• **WHAT YOU ARE ASKED TO DO**:
Please copy every line of the records below that holds the word "управление".

——

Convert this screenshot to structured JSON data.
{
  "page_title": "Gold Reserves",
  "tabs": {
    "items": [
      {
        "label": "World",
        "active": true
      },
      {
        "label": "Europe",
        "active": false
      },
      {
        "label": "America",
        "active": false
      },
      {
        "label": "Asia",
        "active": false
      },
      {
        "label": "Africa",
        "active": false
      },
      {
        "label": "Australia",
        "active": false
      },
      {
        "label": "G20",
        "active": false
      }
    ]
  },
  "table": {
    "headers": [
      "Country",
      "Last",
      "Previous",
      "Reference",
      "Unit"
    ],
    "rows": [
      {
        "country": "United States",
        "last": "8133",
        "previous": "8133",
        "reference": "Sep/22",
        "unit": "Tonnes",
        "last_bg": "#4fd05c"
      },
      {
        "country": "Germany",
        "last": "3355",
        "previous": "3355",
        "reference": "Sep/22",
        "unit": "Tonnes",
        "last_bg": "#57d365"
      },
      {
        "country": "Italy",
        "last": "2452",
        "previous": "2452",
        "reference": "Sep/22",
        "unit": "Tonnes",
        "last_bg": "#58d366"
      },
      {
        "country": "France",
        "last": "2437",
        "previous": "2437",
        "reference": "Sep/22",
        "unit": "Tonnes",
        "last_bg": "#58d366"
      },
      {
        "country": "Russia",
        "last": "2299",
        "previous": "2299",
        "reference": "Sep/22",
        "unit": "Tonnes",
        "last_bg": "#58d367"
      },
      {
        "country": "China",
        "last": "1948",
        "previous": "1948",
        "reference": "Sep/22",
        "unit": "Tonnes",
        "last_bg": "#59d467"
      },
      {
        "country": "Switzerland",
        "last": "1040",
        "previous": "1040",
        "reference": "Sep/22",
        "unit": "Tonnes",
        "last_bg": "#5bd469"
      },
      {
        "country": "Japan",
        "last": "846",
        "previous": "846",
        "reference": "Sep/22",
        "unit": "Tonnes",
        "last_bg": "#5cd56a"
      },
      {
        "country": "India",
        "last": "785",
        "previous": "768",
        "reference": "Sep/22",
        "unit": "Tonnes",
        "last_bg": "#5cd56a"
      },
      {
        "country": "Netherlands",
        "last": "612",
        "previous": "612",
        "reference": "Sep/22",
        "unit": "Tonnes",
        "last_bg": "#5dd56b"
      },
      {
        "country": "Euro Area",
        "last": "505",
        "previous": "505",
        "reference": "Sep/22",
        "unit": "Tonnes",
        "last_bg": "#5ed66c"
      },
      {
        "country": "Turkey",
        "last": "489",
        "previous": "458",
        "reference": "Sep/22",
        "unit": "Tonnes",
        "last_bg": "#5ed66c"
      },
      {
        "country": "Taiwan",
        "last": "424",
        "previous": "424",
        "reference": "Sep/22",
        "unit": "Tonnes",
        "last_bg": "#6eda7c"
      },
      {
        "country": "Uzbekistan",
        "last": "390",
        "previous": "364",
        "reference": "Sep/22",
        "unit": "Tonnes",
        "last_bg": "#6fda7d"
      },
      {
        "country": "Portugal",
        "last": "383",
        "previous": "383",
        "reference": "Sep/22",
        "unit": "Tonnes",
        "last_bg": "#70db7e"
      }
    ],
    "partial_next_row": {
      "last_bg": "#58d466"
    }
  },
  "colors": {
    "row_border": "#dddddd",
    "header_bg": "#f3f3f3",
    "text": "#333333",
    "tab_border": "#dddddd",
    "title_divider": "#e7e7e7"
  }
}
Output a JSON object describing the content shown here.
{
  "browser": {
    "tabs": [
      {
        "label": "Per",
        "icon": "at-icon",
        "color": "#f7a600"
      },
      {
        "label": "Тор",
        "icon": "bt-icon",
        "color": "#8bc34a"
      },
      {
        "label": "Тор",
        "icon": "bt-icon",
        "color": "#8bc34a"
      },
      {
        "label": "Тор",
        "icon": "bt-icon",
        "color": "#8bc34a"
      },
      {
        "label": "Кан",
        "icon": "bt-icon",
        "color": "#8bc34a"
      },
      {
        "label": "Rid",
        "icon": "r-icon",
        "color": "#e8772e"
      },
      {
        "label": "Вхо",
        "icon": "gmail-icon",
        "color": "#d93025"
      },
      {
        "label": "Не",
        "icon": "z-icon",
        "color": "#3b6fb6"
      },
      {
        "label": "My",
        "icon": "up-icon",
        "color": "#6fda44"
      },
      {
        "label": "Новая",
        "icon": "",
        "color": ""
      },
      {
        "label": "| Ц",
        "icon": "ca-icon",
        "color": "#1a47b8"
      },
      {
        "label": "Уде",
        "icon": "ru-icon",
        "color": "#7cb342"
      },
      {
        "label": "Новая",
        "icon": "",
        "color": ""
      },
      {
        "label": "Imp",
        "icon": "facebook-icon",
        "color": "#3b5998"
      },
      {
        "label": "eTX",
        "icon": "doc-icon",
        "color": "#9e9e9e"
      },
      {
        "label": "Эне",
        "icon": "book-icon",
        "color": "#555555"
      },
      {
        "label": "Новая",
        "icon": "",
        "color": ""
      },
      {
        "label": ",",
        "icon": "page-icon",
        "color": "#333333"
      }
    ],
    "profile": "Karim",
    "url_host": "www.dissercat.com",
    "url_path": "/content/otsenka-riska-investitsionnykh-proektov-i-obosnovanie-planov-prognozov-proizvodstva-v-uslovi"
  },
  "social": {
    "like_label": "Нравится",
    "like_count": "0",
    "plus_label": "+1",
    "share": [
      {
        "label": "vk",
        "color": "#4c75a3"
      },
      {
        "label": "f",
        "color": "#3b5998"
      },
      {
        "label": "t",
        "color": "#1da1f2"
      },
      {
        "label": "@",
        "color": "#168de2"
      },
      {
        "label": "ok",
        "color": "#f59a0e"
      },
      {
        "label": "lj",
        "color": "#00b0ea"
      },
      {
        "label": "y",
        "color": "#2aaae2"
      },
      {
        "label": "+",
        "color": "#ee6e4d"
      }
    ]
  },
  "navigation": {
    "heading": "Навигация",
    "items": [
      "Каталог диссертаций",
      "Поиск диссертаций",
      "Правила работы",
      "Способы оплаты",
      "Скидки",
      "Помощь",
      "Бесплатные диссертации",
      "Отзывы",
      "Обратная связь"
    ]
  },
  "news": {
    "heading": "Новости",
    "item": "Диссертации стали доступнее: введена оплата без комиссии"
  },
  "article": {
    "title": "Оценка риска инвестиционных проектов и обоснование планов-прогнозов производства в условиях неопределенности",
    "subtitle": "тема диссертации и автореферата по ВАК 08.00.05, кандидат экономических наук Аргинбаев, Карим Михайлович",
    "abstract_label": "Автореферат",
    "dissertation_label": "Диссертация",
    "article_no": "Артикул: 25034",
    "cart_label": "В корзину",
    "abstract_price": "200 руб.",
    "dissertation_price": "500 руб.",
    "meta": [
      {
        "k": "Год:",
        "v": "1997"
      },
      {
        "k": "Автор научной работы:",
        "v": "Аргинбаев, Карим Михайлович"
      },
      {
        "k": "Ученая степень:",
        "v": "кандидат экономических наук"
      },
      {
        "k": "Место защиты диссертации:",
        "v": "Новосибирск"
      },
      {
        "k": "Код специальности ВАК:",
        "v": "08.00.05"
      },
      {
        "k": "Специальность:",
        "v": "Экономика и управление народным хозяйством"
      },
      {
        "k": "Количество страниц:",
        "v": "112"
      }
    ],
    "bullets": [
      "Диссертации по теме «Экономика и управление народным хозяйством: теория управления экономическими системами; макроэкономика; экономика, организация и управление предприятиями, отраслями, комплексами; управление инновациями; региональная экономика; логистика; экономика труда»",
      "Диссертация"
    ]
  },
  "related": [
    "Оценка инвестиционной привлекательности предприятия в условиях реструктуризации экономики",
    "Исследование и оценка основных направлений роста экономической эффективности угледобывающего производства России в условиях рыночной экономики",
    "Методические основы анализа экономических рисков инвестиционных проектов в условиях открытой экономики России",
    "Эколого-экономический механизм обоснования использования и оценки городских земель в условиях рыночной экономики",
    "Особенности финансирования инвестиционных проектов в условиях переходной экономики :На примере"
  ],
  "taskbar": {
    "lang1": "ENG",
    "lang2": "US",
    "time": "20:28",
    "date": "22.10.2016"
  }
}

——

• **RESPONSE FOR THIS EXERCISE**:
        "v": "Экономика и управление народным хозяйством"
      "Диссертации по теме «Экономика и управление народным хозяйством: теория управления экономическими системами; макроэкономика; экономика, организация и управление предприятиями, отраслями, комплексами; управление инновациями; региональная экономика; логистика; экономика труда»",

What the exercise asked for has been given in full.